SET TASK >> Select from the records below every line that has the word "Envoyer" in it.

--- START OF MATERIAL FOR THIS EXERCISE ---

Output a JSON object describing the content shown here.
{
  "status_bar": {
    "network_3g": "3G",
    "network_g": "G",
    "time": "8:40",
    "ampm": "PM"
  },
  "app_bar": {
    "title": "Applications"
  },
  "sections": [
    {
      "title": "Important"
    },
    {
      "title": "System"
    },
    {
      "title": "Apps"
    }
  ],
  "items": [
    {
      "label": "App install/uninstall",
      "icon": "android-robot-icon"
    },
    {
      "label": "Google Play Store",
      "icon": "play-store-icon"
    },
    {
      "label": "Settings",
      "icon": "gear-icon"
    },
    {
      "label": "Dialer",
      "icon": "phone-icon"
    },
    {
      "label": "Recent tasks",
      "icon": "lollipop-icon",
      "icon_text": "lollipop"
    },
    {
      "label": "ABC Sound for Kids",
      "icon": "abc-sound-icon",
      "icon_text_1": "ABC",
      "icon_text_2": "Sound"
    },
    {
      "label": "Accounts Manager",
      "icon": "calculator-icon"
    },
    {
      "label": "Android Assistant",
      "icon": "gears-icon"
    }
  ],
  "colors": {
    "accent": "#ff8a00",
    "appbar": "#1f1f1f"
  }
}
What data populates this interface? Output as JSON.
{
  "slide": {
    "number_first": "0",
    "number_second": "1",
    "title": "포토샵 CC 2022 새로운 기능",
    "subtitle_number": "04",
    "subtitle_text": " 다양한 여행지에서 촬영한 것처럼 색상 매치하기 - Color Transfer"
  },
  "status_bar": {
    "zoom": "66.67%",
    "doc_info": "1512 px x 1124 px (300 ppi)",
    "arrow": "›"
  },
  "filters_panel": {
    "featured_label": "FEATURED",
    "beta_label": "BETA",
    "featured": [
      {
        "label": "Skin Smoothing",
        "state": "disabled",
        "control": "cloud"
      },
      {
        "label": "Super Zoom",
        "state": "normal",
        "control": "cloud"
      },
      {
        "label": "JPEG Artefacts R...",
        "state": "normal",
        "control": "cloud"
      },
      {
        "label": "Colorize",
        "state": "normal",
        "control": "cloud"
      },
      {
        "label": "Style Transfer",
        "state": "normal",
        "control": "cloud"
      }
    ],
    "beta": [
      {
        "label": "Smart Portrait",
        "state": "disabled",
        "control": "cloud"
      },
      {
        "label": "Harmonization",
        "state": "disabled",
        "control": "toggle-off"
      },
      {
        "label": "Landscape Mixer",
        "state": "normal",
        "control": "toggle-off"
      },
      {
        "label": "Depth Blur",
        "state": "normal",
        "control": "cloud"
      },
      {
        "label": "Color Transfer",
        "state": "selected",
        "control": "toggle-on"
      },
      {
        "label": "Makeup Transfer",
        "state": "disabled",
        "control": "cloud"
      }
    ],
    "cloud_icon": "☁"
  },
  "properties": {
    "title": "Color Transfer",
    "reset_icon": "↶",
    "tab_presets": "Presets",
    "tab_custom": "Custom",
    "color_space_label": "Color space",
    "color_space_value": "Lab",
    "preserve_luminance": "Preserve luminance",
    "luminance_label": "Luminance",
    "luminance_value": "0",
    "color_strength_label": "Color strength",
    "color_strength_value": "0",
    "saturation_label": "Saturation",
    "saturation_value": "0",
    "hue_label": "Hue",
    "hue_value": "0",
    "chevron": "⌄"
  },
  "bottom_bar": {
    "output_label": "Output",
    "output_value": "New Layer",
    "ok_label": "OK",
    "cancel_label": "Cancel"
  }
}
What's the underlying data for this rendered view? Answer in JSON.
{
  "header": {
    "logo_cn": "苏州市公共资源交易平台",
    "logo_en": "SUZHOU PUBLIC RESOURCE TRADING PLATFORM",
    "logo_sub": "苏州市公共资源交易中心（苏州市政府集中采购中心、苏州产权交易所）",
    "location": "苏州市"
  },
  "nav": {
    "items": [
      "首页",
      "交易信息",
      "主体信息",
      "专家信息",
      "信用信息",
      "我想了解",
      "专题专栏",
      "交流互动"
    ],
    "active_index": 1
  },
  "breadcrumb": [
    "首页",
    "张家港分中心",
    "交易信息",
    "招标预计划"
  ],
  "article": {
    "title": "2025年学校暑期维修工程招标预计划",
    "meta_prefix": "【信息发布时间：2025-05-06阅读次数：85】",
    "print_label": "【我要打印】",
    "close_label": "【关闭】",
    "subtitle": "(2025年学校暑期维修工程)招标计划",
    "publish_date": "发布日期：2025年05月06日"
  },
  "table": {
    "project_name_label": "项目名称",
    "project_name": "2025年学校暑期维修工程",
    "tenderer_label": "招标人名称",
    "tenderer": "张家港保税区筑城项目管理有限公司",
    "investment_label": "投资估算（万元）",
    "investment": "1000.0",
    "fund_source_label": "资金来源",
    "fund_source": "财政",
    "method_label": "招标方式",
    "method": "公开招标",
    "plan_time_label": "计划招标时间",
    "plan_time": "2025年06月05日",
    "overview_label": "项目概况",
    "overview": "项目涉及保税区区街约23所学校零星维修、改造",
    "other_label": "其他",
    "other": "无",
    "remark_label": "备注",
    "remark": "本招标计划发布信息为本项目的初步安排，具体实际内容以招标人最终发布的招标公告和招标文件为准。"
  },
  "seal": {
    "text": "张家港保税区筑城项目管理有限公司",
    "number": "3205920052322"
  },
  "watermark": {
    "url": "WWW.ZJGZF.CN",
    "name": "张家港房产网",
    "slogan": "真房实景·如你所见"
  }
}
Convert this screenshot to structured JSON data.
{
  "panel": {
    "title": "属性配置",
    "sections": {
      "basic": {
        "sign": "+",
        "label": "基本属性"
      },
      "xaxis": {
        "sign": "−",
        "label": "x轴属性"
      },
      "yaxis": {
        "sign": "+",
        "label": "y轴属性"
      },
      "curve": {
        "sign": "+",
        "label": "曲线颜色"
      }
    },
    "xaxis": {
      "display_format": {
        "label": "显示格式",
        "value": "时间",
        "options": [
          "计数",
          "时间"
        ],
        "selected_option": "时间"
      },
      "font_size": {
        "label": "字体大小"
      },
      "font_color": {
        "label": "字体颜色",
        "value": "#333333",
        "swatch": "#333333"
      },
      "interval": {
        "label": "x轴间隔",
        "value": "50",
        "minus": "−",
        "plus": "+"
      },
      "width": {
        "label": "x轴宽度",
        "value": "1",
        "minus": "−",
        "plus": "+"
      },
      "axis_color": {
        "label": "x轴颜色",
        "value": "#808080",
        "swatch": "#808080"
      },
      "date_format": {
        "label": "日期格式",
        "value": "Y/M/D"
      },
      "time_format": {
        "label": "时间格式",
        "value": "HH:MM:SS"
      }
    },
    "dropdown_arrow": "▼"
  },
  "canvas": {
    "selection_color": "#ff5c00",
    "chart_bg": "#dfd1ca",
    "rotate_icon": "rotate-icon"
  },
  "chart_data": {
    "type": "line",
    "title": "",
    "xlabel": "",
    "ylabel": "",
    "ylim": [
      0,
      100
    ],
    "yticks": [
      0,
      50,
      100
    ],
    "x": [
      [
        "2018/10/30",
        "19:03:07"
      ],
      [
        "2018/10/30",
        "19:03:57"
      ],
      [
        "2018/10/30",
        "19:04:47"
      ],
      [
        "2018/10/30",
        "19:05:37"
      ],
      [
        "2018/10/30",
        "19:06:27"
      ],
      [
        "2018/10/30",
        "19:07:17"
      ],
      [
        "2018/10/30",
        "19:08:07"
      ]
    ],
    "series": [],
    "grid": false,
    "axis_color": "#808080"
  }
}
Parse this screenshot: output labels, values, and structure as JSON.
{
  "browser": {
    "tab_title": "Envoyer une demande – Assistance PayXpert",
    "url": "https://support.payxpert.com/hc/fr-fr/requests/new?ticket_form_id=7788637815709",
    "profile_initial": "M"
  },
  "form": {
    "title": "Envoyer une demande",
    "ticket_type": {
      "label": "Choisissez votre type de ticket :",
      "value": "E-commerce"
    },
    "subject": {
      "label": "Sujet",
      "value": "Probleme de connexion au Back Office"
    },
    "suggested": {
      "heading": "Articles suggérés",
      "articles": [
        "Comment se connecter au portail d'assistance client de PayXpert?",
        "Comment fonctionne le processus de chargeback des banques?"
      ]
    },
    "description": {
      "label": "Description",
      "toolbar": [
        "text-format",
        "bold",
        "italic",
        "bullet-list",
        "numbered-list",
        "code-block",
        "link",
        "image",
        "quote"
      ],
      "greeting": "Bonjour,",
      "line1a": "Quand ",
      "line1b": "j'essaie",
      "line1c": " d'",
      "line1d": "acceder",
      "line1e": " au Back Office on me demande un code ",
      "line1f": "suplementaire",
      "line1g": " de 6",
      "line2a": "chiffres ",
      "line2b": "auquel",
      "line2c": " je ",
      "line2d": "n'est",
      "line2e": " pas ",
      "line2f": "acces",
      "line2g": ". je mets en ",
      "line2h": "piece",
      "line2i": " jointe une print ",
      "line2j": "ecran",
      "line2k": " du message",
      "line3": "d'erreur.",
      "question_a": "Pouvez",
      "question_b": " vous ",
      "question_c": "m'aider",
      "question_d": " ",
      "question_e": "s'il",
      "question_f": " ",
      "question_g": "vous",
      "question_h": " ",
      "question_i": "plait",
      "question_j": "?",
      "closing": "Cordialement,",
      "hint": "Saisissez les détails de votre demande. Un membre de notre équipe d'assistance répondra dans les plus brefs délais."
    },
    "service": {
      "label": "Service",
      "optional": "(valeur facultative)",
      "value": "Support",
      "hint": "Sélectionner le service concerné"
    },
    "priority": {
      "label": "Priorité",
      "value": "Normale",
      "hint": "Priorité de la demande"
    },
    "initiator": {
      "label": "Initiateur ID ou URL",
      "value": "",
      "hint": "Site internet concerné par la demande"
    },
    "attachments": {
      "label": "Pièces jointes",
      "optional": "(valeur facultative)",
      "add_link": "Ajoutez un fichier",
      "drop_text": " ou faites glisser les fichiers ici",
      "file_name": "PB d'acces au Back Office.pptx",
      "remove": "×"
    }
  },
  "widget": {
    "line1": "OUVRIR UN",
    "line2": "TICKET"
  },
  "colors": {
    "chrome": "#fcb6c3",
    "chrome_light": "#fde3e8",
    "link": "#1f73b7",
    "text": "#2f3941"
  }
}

--- END OF MATERIAL FOR THIS EXERCISE ---

OUTPUT OF THE EXERCISE >>
    "tab_title": "Envoyer une demande – Assistance PayXpert",
    "title": "Envoyer une demande",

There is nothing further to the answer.